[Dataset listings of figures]
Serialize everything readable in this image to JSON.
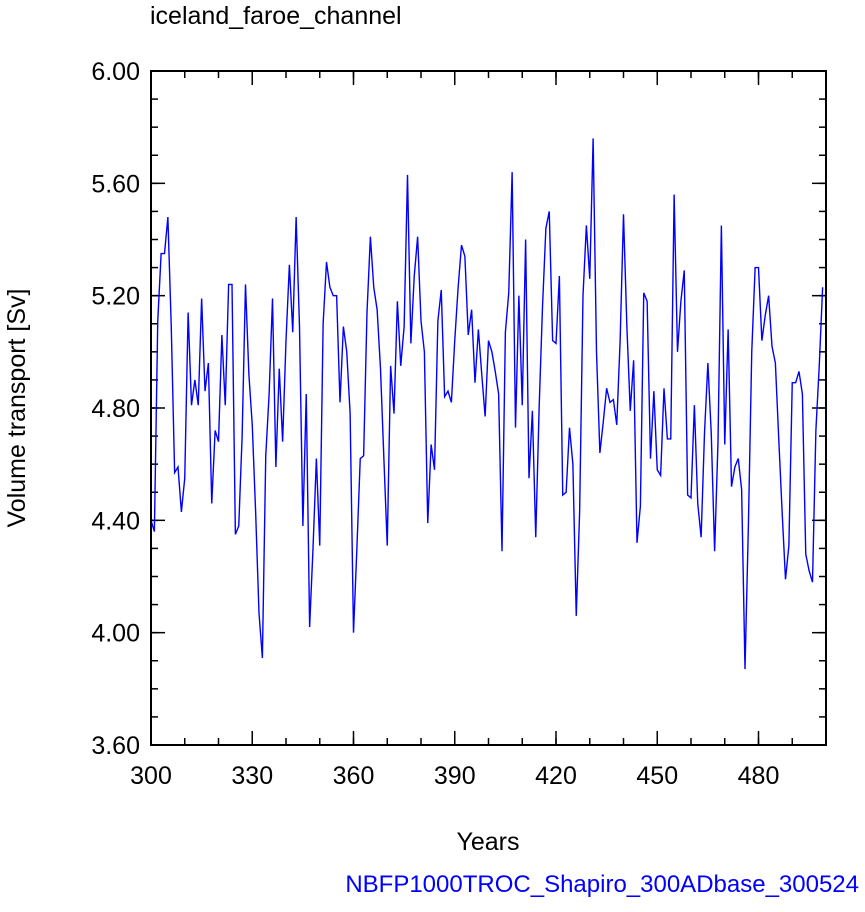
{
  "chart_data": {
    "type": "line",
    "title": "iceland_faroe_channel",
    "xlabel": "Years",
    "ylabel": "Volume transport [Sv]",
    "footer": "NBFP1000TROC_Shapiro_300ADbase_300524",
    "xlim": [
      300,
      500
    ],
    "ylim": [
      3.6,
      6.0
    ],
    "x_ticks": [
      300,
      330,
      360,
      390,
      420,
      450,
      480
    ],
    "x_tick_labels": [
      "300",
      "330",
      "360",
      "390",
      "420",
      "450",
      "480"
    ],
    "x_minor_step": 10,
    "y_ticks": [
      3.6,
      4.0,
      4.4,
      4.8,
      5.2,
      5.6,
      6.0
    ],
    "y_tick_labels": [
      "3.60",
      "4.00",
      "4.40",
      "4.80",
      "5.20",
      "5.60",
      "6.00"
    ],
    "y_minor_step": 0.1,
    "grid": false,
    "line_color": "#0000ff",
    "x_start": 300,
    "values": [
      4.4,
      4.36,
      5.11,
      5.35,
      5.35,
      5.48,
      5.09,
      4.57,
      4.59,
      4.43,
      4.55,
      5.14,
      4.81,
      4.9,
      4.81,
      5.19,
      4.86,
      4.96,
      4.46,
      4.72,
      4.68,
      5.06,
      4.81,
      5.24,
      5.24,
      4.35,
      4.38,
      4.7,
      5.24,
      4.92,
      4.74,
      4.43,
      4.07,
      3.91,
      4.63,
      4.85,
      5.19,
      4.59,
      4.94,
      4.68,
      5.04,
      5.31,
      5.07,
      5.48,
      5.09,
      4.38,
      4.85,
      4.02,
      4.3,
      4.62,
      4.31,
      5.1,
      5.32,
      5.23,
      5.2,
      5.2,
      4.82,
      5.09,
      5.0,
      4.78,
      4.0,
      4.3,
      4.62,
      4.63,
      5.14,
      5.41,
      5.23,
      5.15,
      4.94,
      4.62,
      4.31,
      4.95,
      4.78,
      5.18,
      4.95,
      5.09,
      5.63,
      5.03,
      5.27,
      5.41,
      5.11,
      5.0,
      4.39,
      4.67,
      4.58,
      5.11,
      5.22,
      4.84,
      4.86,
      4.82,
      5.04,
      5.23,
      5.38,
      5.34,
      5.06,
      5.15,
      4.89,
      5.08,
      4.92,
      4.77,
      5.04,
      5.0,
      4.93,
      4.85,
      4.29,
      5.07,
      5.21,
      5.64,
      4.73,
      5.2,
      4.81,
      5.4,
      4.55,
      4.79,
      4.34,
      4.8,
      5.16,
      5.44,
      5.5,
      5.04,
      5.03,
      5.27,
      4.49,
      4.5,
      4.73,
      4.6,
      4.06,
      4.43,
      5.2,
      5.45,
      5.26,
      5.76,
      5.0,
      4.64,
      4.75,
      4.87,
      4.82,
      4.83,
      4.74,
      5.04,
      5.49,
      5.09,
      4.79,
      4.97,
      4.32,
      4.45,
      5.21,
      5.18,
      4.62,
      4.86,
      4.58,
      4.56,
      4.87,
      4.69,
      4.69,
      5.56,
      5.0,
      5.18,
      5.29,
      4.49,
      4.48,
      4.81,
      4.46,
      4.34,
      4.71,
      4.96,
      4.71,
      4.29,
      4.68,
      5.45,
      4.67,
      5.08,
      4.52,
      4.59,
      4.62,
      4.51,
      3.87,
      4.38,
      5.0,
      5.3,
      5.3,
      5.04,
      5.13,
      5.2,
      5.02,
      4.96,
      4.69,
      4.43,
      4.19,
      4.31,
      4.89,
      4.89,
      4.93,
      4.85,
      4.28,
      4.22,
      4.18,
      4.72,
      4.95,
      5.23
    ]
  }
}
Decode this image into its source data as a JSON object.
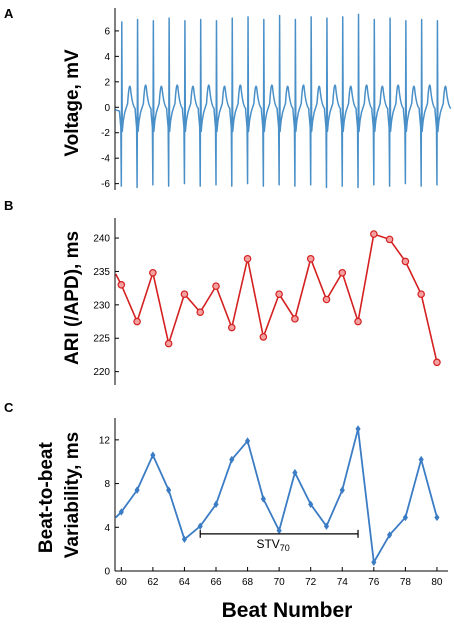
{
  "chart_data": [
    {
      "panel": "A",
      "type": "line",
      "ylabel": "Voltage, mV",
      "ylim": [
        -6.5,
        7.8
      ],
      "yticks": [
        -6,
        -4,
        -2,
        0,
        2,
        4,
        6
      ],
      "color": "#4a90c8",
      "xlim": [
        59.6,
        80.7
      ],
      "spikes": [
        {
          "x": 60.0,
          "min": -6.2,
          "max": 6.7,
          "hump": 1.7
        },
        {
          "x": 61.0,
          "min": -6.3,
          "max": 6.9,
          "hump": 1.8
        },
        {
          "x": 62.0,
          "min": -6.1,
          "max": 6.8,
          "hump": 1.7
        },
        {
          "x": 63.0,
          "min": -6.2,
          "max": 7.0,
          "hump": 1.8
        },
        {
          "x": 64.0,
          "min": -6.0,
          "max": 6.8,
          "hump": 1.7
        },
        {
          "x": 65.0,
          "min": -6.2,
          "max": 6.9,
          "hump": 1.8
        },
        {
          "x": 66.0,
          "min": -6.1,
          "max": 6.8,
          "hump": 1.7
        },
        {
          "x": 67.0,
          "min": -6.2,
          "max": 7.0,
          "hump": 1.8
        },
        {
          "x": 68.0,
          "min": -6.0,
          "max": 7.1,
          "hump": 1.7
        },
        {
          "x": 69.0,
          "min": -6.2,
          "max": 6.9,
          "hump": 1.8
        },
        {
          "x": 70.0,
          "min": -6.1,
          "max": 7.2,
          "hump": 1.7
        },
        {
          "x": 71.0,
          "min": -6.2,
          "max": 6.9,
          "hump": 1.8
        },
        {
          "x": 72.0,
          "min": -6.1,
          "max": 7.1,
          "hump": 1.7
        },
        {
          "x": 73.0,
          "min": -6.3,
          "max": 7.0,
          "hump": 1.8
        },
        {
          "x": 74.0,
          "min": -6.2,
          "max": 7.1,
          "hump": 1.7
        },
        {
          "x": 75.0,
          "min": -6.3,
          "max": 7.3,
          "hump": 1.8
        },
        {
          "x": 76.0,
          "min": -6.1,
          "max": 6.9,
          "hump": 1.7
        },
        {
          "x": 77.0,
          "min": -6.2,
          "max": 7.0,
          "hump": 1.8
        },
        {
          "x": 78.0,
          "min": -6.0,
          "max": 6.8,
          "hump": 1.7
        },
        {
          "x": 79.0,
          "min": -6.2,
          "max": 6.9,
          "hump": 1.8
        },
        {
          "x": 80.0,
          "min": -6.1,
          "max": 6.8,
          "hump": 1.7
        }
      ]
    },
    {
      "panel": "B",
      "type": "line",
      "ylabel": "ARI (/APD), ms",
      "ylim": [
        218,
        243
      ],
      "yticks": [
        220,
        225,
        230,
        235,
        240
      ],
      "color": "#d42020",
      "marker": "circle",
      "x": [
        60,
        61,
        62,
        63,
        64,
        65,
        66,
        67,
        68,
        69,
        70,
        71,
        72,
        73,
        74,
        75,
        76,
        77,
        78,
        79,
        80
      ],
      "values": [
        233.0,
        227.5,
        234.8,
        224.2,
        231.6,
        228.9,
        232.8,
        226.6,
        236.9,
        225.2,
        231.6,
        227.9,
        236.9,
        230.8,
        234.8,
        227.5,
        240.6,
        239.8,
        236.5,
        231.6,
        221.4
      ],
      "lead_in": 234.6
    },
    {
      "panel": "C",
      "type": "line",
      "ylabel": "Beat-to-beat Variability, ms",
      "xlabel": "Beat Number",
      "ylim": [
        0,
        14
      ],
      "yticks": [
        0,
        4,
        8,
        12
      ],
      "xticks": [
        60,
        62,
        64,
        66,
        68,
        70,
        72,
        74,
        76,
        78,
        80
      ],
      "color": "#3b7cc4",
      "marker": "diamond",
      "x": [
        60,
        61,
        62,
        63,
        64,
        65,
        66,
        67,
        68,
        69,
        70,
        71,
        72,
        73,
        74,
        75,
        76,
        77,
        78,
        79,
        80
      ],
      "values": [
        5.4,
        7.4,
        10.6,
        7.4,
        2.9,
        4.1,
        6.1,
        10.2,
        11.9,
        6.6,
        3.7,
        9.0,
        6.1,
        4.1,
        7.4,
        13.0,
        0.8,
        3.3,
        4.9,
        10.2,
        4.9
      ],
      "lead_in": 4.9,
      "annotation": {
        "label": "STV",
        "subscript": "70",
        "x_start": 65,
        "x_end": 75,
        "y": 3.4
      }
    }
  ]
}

_STATED EXERCISE:_
Your task is to list each line of the records with the word "JSON".

_THE REPLY:_
Serialize everything readable in this image to JSON.
Decode this image into its source data as a JSON object.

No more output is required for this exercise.